<<<<

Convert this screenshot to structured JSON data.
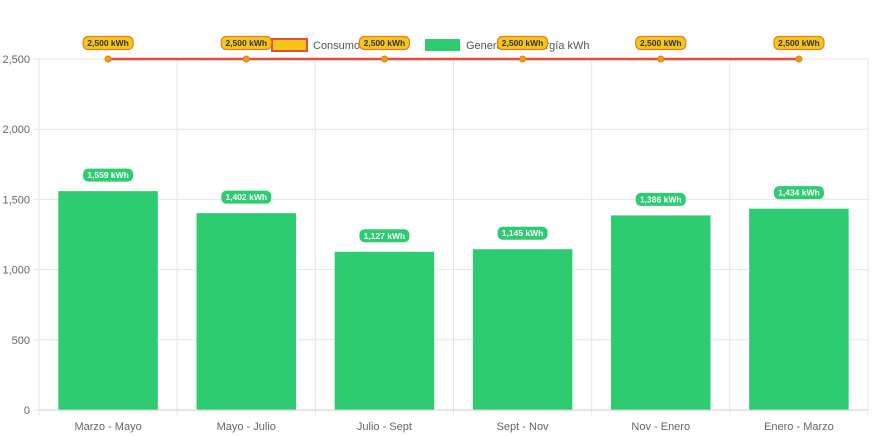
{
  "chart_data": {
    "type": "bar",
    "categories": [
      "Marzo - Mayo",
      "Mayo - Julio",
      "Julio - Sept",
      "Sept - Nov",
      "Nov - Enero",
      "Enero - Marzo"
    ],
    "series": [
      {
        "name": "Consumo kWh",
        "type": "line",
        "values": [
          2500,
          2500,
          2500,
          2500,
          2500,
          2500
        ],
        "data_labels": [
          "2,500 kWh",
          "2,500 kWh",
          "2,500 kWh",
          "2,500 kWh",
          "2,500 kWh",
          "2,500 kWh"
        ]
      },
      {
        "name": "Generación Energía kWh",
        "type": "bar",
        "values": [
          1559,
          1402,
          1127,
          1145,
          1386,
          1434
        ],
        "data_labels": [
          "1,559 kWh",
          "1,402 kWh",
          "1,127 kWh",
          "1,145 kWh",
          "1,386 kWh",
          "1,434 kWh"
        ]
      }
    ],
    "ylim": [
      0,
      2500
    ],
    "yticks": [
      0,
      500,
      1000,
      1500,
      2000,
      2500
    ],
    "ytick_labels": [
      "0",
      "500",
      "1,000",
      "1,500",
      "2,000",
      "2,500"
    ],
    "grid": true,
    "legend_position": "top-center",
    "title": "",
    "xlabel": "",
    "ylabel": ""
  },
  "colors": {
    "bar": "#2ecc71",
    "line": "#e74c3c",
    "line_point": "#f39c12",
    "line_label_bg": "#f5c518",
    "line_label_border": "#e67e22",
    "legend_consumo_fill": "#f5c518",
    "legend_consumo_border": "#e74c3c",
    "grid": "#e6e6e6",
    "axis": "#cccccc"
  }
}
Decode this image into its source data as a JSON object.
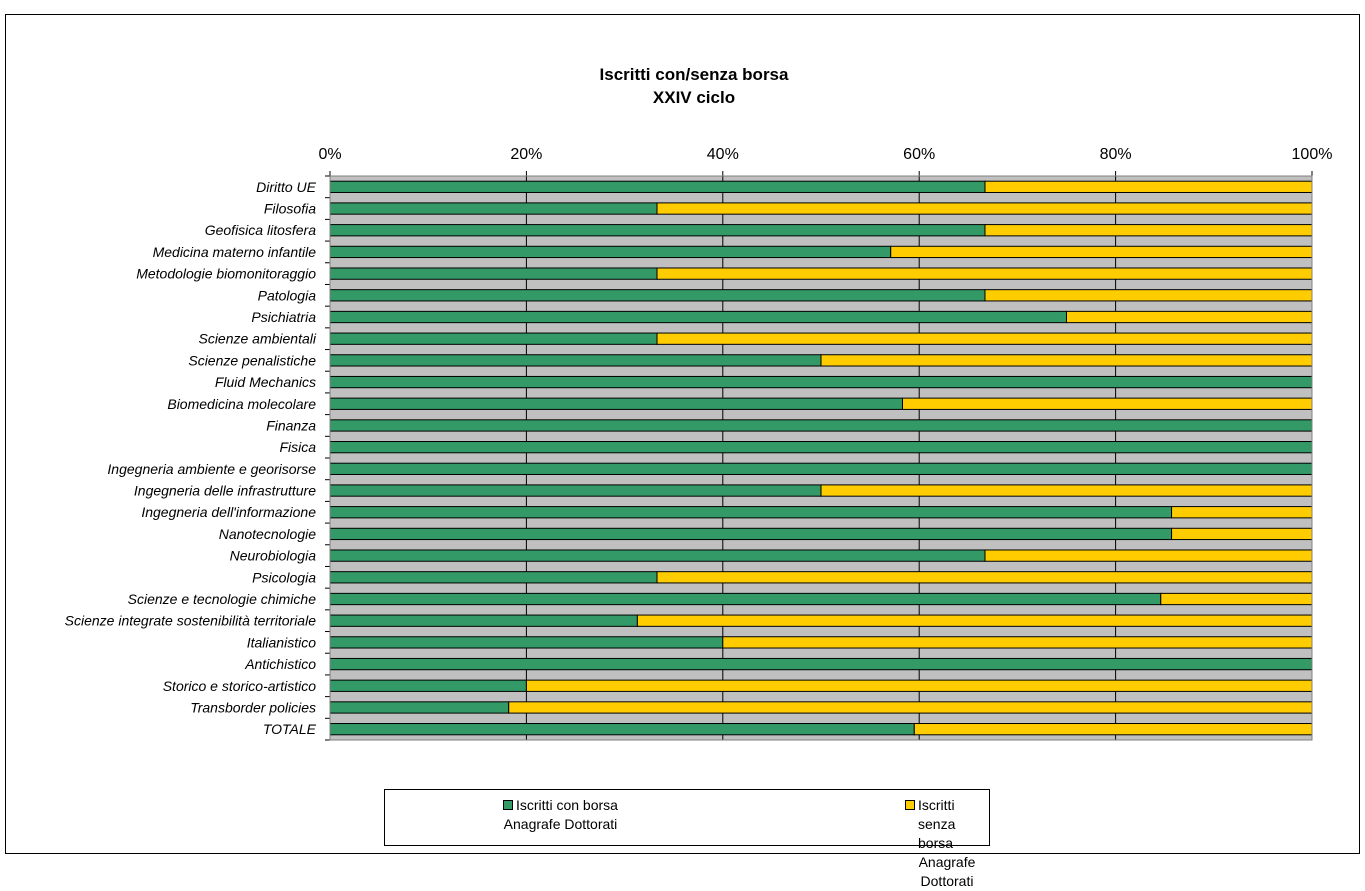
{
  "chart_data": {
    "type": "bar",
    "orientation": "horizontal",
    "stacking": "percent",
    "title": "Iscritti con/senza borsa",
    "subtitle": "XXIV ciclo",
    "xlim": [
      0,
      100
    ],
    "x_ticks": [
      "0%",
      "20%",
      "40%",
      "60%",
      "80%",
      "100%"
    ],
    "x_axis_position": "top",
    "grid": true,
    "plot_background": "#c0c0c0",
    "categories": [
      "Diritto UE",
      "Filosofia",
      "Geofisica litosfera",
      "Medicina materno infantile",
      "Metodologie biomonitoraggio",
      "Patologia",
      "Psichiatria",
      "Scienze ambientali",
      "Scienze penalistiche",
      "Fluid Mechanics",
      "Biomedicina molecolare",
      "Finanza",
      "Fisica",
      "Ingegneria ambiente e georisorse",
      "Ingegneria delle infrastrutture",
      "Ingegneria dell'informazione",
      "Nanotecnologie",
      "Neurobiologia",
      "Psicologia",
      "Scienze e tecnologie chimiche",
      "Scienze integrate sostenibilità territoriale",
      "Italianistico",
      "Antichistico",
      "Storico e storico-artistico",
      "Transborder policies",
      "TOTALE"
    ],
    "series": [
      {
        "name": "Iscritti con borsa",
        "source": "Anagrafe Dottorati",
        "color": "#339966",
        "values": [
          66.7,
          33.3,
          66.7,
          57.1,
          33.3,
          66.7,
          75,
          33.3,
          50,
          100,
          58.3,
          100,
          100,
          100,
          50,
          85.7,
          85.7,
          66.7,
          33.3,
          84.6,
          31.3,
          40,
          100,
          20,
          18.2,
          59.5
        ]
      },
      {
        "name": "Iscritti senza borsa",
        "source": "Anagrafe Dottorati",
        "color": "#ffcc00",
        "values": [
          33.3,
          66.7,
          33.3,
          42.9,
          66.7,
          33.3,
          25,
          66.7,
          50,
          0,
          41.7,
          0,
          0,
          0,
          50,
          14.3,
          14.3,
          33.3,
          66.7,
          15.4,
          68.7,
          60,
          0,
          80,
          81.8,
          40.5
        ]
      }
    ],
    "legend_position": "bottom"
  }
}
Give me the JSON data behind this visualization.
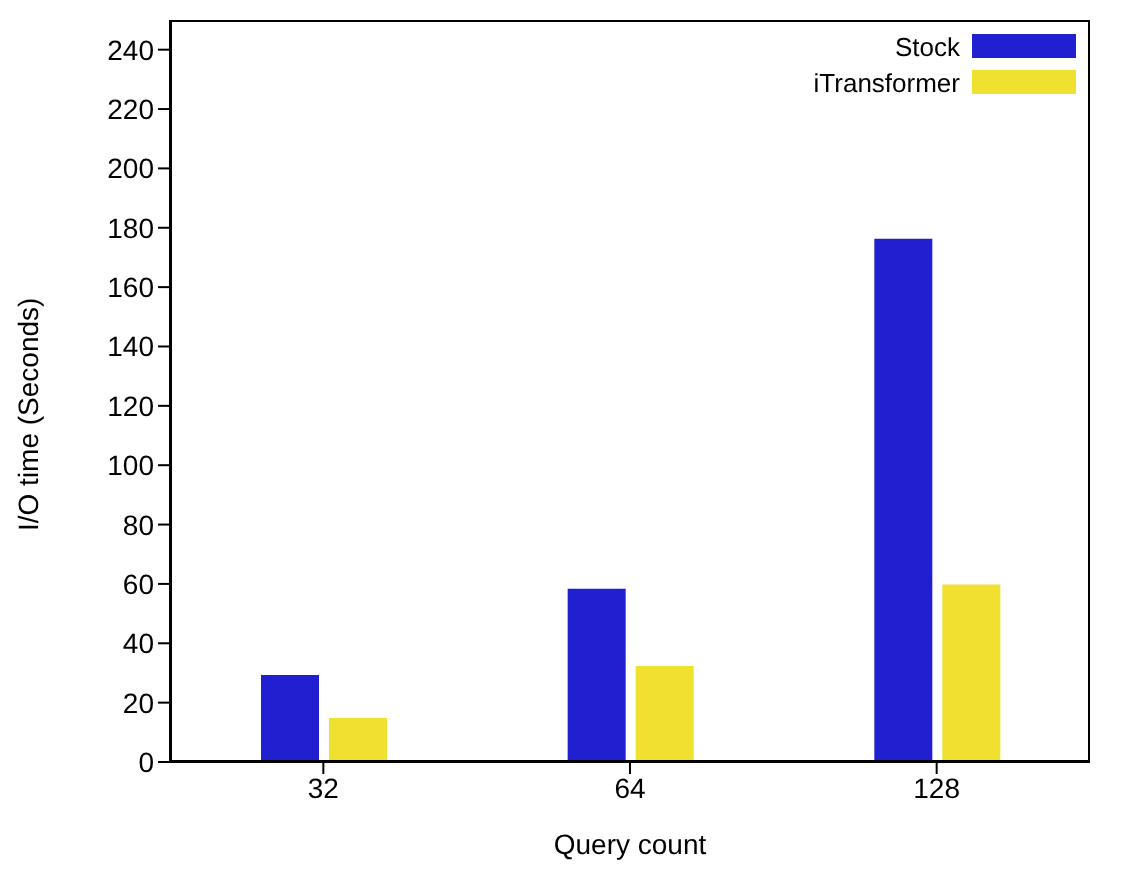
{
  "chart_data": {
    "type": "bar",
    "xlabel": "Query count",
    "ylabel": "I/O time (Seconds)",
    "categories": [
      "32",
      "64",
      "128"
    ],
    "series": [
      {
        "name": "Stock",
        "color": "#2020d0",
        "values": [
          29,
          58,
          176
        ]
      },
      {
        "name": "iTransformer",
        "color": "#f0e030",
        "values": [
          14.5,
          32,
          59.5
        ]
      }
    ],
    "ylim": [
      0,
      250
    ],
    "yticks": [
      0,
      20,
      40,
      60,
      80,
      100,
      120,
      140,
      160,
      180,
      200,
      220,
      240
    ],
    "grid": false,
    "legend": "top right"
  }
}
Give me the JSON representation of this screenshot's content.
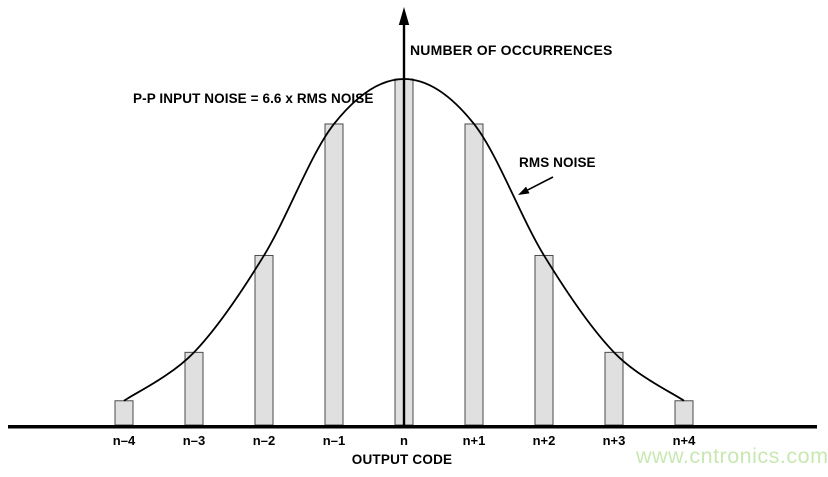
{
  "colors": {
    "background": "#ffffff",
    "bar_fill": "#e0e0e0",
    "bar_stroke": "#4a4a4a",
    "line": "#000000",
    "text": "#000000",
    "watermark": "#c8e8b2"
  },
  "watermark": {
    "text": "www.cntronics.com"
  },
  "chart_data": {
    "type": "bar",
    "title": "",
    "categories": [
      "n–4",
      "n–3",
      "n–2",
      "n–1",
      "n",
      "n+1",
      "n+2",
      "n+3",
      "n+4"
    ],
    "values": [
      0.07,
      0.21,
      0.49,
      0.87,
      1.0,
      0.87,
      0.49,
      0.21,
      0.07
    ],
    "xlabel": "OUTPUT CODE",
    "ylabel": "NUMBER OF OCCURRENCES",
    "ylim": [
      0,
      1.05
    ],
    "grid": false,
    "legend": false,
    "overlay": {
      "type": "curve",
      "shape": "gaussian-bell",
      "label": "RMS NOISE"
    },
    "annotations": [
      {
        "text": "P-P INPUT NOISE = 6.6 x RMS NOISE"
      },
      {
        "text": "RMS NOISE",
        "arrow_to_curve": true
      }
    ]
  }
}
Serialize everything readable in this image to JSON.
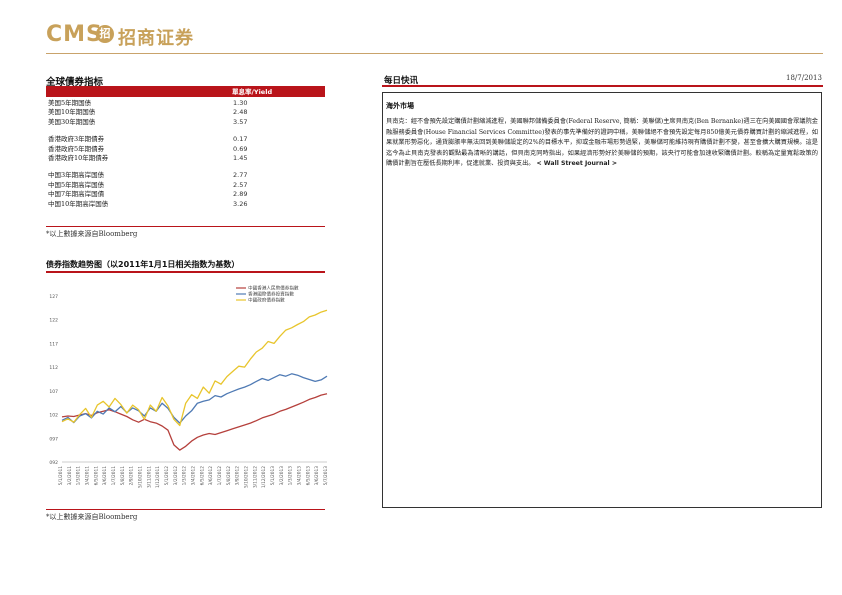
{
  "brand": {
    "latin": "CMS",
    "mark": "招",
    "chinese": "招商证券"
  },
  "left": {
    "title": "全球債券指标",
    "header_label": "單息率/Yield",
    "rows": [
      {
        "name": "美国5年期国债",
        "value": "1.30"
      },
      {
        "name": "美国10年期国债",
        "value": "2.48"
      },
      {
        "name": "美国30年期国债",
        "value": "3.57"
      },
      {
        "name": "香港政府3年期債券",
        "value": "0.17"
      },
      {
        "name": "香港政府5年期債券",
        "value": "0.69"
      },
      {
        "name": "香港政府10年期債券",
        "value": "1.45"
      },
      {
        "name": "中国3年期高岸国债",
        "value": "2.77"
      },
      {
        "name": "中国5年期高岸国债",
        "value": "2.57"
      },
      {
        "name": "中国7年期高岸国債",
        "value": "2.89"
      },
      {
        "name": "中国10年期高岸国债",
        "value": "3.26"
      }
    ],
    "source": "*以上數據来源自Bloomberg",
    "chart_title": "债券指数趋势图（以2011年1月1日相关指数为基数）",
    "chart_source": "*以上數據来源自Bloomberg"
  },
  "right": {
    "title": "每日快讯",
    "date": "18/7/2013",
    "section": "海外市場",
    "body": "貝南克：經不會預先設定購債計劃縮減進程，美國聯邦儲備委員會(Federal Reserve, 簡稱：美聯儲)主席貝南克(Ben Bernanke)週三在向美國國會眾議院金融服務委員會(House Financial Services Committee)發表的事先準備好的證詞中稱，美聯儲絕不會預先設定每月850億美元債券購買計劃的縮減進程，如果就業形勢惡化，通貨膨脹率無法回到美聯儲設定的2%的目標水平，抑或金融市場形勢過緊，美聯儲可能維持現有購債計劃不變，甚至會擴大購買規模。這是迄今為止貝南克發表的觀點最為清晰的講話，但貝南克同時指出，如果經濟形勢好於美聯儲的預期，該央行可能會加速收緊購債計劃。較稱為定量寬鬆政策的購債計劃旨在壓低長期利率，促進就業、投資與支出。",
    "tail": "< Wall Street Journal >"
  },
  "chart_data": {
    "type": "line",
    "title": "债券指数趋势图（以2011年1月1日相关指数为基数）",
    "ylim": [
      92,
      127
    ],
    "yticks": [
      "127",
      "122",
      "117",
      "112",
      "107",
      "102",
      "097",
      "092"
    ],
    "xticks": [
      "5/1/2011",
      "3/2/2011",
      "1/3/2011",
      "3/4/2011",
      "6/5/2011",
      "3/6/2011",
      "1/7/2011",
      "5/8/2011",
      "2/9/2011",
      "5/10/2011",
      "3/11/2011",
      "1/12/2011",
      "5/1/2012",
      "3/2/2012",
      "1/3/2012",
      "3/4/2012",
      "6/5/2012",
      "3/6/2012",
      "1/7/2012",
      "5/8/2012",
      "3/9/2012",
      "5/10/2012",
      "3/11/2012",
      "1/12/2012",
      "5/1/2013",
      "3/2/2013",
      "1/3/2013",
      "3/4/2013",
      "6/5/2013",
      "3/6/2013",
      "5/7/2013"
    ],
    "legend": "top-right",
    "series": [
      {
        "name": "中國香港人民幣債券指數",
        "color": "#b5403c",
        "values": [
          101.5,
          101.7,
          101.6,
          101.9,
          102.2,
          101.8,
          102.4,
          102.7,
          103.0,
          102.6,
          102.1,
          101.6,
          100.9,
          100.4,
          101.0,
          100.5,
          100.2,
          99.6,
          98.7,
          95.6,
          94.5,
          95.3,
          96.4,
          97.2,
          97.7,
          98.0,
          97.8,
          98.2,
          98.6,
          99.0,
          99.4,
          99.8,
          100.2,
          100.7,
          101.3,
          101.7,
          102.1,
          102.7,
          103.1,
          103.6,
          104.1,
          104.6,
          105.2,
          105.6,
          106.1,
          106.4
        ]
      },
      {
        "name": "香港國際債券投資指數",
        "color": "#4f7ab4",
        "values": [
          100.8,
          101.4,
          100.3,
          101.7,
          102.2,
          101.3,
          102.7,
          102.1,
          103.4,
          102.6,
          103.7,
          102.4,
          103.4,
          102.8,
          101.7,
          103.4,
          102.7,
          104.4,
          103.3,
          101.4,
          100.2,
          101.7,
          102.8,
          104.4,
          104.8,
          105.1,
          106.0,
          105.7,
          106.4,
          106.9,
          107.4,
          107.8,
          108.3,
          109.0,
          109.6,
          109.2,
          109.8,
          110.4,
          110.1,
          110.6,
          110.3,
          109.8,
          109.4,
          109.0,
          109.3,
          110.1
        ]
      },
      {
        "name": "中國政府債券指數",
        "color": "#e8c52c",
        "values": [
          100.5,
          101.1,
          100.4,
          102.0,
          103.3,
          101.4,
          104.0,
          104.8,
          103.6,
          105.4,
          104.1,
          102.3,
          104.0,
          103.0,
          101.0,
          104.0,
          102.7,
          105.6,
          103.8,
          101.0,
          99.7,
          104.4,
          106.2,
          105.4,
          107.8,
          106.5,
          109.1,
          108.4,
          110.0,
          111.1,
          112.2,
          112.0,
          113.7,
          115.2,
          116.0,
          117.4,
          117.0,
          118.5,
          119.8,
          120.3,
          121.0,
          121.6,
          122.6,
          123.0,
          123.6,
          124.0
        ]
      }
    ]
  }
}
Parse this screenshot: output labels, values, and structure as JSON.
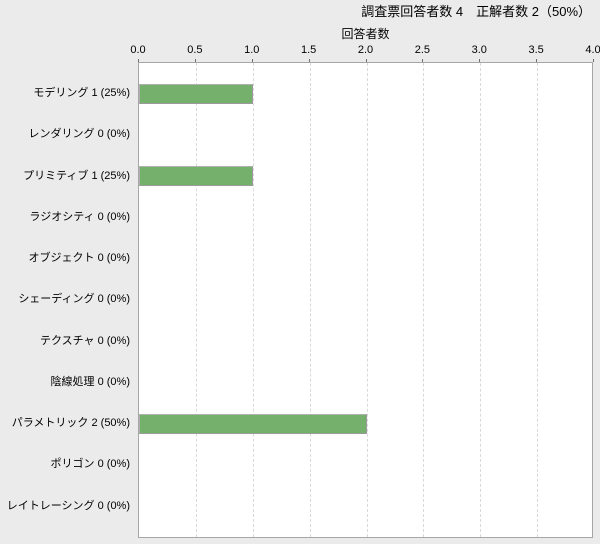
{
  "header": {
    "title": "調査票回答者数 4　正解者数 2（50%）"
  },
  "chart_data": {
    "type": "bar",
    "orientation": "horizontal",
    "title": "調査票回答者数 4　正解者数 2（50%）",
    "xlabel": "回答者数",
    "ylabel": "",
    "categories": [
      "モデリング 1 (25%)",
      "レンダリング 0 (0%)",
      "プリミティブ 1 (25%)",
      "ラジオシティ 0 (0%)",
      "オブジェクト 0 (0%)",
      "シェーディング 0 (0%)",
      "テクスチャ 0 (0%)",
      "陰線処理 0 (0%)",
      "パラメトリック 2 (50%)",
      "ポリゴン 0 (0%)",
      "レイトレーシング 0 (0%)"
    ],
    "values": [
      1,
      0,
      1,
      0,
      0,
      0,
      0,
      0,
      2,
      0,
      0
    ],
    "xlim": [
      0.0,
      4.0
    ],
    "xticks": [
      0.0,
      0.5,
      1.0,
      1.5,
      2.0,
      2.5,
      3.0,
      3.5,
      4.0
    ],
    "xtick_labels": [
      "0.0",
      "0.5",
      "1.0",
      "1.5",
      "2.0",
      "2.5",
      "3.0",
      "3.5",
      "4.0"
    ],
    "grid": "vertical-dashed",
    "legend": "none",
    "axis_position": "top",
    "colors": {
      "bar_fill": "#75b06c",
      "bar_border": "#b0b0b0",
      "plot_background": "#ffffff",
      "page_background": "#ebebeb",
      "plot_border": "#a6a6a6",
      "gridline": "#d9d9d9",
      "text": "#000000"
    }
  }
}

>>>>

### YOUR INSTRUCTIONS
Find how many lines hold the string "borsa", and state that number alone.

### RESPONSE TO THIS TASK
3